(Do this)
Make an exact copy of all the data.

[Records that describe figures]

------

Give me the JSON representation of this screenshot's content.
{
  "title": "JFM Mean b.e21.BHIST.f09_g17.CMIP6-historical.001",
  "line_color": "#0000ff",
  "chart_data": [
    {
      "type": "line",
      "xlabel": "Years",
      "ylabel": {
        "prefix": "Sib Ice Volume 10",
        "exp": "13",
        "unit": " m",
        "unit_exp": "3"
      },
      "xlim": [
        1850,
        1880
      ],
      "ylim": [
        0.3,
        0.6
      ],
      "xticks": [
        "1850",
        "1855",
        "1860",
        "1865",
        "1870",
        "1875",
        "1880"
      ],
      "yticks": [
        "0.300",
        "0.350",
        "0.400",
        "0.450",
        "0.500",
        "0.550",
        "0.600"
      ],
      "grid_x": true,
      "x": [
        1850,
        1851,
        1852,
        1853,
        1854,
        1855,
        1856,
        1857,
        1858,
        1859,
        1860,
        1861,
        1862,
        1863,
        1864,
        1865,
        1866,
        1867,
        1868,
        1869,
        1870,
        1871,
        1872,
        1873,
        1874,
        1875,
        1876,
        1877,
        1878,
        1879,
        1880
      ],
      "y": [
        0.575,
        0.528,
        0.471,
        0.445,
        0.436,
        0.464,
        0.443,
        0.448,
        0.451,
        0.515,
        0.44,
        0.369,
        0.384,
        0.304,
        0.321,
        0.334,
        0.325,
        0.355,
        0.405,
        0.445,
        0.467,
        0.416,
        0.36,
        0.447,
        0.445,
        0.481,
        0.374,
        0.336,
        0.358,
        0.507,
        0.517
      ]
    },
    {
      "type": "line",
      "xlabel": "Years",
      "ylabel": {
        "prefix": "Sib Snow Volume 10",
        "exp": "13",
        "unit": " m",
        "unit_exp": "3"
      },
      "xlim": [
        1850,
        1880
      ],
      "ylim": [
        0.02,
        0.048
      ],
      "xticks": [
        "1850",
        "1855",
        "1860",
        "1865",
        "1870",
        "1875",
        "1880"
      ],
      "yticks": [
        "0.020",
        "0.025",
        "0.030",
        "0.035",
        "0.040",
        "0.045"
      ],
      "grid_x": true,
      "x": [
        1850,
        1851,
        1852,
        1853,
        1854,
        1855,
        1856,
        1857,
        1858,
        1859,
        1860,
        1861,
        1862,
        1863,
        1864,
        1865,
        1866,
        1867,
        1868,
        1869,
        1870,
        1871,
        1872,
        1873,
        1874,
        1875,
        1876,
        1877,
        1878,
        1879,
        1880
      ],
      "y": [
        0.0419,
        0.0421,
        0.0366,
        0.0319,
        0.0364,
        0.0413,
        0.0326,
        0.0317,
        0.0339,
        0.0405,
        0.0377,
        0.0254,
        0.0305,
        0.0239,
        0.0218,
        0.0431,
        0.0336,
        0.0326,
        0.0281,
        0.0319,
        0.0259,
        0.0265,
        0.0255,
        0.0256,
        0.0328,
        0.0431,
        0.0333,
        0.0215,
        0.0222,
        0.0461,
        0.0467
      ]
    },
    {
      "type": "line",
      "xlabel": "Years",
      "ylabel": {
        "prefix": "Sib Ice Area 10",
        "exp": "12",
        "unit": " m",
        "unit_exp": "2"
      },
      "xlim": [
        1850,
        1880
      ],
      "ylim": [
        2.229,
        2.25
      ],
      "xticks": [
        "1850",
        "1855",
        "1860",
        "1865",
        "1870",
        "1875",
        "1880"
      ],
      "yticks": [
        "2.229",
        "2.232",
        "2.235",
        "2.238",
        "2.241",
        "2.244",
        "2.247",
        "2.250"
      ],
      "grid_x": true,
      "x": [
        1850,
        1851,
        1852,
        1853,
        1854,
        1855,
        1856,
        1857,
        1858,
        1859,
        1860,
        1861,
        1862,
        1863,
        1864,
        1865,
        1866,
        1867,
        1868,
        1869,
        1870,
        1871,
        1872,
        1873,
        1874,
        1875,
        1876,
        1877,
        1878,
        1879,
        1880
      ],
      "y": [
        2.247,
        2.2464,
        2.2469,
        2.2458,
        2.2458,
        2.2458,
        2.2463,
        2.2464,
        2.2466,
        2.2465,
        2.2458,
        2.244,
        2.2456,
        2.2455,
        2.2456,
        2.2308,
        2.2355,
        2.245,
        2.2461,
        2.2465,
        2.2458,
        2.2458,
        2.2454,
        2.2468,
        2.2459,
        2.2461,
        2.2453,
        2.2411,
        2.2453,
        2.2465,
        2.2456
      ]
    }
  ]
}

------

(Task solution)
Give me the JSON representation of this screenshot's content.
{
  "title": "JFM Mean b.e21.BHIST.f09_g17.CMIP6-historical.001",
  "line_color": "#0000ff",
  "chart_data": [
    {
      "type": "line",
      "xlabel": "Years",
      "ylabel": {
        "prefix": "Sib Ice Volume 10",
        "exp": "13",
        "unit": " m",
        "unit_exp": "3"
      },
      "xlim": [
        1850,
        1880
      ],
      "ylim": [
        0.3,
        0.6
      ],
      "xticks": [
        "1850",
        "1855",
        "1860",
        "1865",
        "1870",
        "1875",
        "1880"
      ],
      "yticks": [
        "0.300",
        "0.350",
        "0.400",
        "0.450",
        "0.500",
        "0.550",
        "0.600"
      ],
      "grid_x": true,
      "x": [
        1850,
        1851,
        1852,
        1853,
        1854,
        1855,
        1856,
        1857,
        1858,
        1859,
        1860,
        1861,
        1862,
        1863,
        1864,
        1865,
        1866,
        1867,
        1868,
        1869,
        1870,
        1871,
        1872,
        1873,
        1874,
        1875,
        1876,
        1877,
        1878,
        1879,
        1880
      ],
      "y": [
        0.575,
        0.528,
        0.471,
        0.445,
        0.436,
        0.464,
        0.443,
        0.448,
        0.451,
        0.515,
        0.44,
        0.369,
        0.384,
        0.304,
        0.321,
        0.334,
        0.325,
        0.355,
        0.405,
        0.445,
        0.467,
        0.416,
        0.36,
        0.447,
        0.445,
        0.481,
        0.374,
        0.336,
        0.358,
        0.507,
        0.517
      ]
    },
    {
      "type": "line",
      "xlabel": "Years",
      "ylabel": {
        "prefix": "Sib Snow Volume 10",
        "exp": "13",
        "unit": " m",
        "unit_exp": "3"
      },
      "xlim": [
        1850,
        1880
      ],
      "ylim": [
        0.02,
        0.048
      ],
      "xticks": [
        "1850",
        "1855",
        "1860",
        "1865",
        "1870",
        "1875",
        "1880"
      ],
      "yticks": [
        "0.020",
        "0.025",
        "0.030",
        "0.035",
        "0.040",
        "0.045"
      ],
      "grid_x": true,
      "x": [
        1850,
        1851,
        1852,
        1853,
        1854,
        1855,
        1856,
        1857,
        1858,
        1859,
        1860,
        1861,
        1862,
        1863,
        1864,
        1865,
        1866,
        1867,
        1868,
        1869,
        1870,
        1871,
        1872,
        1873,
        1874,
        1875,
        1876,
        1877,
        1878,
        1879,
        1880
      ],
      "y": [
        0.0419,
        0.0421,
        0.0366,
        0.0319,
        0.0364,
        0.0413,
        0.0326,
        0.0317,
        0.0339,
        0.0405,
        0.0377,
        0.0254,
        0.0305,
        0.0239,
        0.0218,
        0.0431,
        0.0336,
        0.0326,
        0.0281,
        0.0319,
        0.0259,
        0.0265,
        0.0255,
        0.0256,
        0.0328,
        0.0431,
        0.0333,
        0.0215,
        0.0222,
        0.0461,
        0.0467
      ]
    },
    {
      "type": "line",
      "xlabel": "Years",
      "ylabel": {
        "prefix": "Sib Ice Area 10",
        "exp": "12",
        "unit": " m",
        "unit_exp": "2"
      },
      "xlim": [
        1850,
        1880
      ],
      "ylim": [
        2.229,
        2.25
      ],
      "xticks": [
        "1850",
        "1855",
        "1860",
        "1865",
        "1870",
        "1875",
        "1880"
      ],
      "yticks": [
        "2.229",
        "2.232",
        "2.235",
        "2.238",
        "2.241",
        "2.244",
        "2.247",
        "2.250"
      ],
      "grid_x": true,
      "x": [
        1850,
        1851,
        1852,
        1853,
        1854,
        1855,
        1856,
        1857,
        1858,
        1859,
        1860,
        1861,
        1862,
        1863,
        1864,
        1865,
        1866,
        1867,
        1868,
        1869,
        1870,
        1871,
        1872,
        1873,
        1874,
        1875,
        1876,
        1877,
        1878,
        1879,
        1880
      ],
      "y": [
        2.247,
        2.2464,
        2.2469,
        2.2458,
        2.2458,
        2.2458,
        2.2463,
        2.2464,
        2.2466,
        2.2465,
        2.2458,
        2.244,
        2.2456,
        2.2455,
        2.2456,
        2.2308,
        2.2355,
        2.245,
        2.2461,
        2.2465,
        2.2458,
        2.2458,
        2.2454,
        2.2468,
        2.2459,
        2.2461,
        2.2453,
        2.2411,
        2.2453,
        2.2465,
        2.2456
      ]
    }
  ]
}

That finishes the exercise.